Stored dataset items:
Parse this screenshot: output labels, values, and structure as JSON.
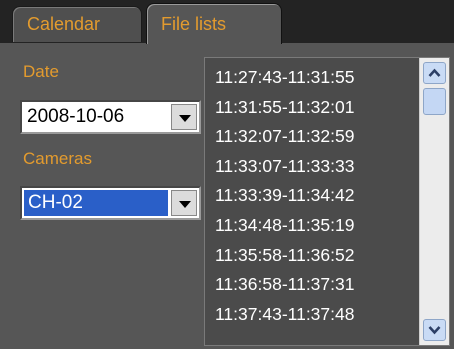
{
  "tabs": {
    "calendar": "Calendar",
    "file_lists": "File lists",
    "active": "file_lists"
  },
  "date": {
    "label": "Date",
    "value": "2008-10-06"
  },
  "cameras": {
    "label": "Cameras",
    "value": "CH-02"
  },
  "file_list": {
    "items": [
      "11:27:43-11:31:55",
      "11:31:55-11:32:01",
      "11:32:07-11:32:59",
      "11:33:07-11:33:33",
      "11:33:39-11:34:42",
      "11:34:48-11:35:19",
      "11:35:58-11:36:52",
      "11:36:58-11:37:31",
      "11:37:43-11:37:48"
    ]
  },
  "icons": {
    "combo_arrow": "chevron-down-icon",
    "scroll_up": "chevron-up-icon",
    "scroll_down": "chevron-down-icon"
  },
  "colors": {
    "accent": "#e39b2e",
    "background": "#565656",
    "selection": "#2a5fc8"
  }
}
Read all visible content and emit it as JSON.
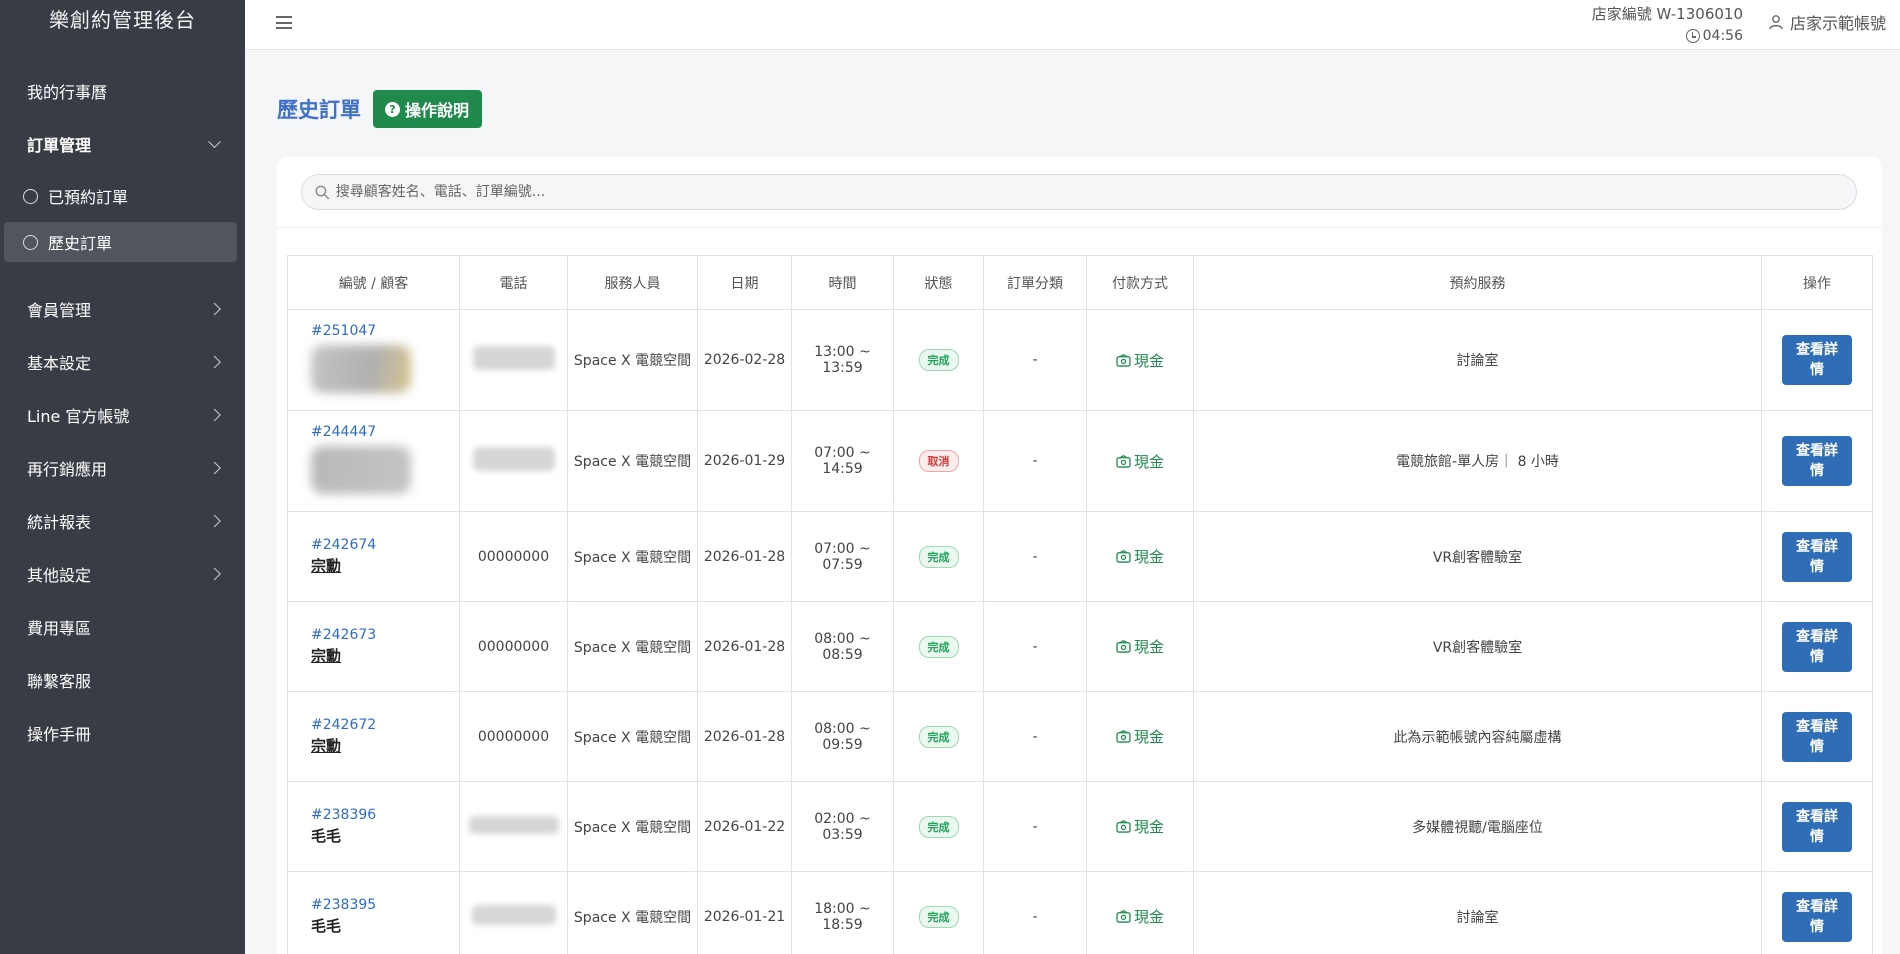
{
  "app": {
    "title": "樂創約管理後台"
  },
  "sidebar": {
    "items": [
      {
        "label": "我的行事曆"
      },
      {
        "label": "訂單管理"
      },
      {
        "label": "已預約訂單"
      },
      {
        "label": "歷史訂單"
      },
      {
        "label": "會員管理"
      },
      {
        "label": "基本設定"
      },
      {
        "label": "Line 官方帳號"
      },
      {
        "label": "再行銷應用"
      },
      {
        "label": "統計報表"
      },
      {
        "label": "其他設定"
      },
      {
        "label": "費用專區"
      },
      {
        "label": "聯繫客服"
      },
      {
        "label": "操作手冊"
      }
    ]
  },
  "header": {
    "shop_id": "店家編號 W-1306010",
    "time": "04:56",
    "account": "店家示範帳號"
  },
  "page": {
    "title": "歷史訂單",
    "help_label": "操作說明"
  },
  "search": {
    "placeholder": "搜尋顧客姓名、電話、訂單編號..."
  },
  "table": {
    "headers": [
      "編號 / 顧客",
      "電話",
      "服務人員",
      "日期",
      "時間",
      "狀態",
      "訂單分類",
      "付款方式",
      "預約服務",
      "操作"
    ],
    "rows": [
      {
        "order_no": "#251047",
        "customer": "",
        "phone": "",
        "staff": "Space X 電競空間",
        "date": "2026-02-28",
        "time": "13:00 ~ 13:59",
        "status": "完成",
        "category": "-",
        "payment": "現金",
        "service": "討論室",
        "action": "查看詳情"
      },
      {
        "order_no": "#244447",
        "customer": "",
        "phone": "",
        "staff": "Space X 電競空間",
        "date": "2026-01-29",
        "time": "07:00 ~ 14:59",
        "status": "取消",
        "category": "-",
        "payment": "現金",
        "service": "電競旅館-單人房｜ 8 小時",
        "action": "查看詳情"
      },
      {
        "order_no": "#242674",
        "customer": "宗勳",
        "phone": "00000000",
        "staff": "Space X 電競空間",
        "date": "2026-01-28",
        "time": "07:00 ~ 07:59",
        "status": "完成",
        "category": "-",
        "payment": "現金",
        "service": "VR創客體驗室",
        "action": "查看詳情"
      },
      {
        "order_no": "#242673",
        "customer": "宗勳",
        "phone": "00000000",
        "staff": "Space X 電競空間",
        "date": "2026-01-28",
        "time": "08:00 ~ 08:59",
        "status": "完成",
        "category": "-",
        "payment": "現金",
        "service": "VR創客體驗室",
        "action": "查看詳情"
      },
      {
        "order_no": "#242672",
        "customer": "宗勳",
        "phone": "00000000",
        "staff": "Space X 電競空間",
        "date": "2026-01-28",
        "time": "08:00 ~ 09:59",
        "status": "完成",
        "category": "-",
        "payment": "現金",
        "service": "此為示範帳號內容純屬虛構",
        "action": "查看詳情"
      },
      {
        "order_no": "#238396",
        "customer": "毛毛",
        "phone": "",
        "staff": "Space X 電競空間",
        "date": "2026-01-22",
        "time": "02:00 ~ 03:59",
        "status": "完成",
        "category": "-",
        "payment": "現金",
        "service": "多媒體視聽/電腦座位",
        "action": "查看詳情"
      },
      {
        "order_no": "#238395",
        "customer": "毛毛",
        "phone": "",
        "staff": "Space X 電競空間",
        "date": "2026-01-21",
        "time": "18:00 ~ 18:59",
        "status": "完成",
        "category": "-",
        "payment": "現金",
        "service": "討論室",
        "action": "查看詳情"
      }
    ]
  },
  "colors": {
    "sidebar_bg": "#383c44",
    "accent_blue": "#2f6db6",
    "accent_green": "#1f8a4c",
    "status_done": "#22a35a",
    "status_cancel": "#d23b3b"
  }
}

Task details ▸ Search the data for the string "chevron". List each line that has it.

Problem solution ▸
    "combo_arrow": "chevron-down-icon",
    "scroll_up": "chevron-up-icon",
    "scroll_down": "chevron-down-icon"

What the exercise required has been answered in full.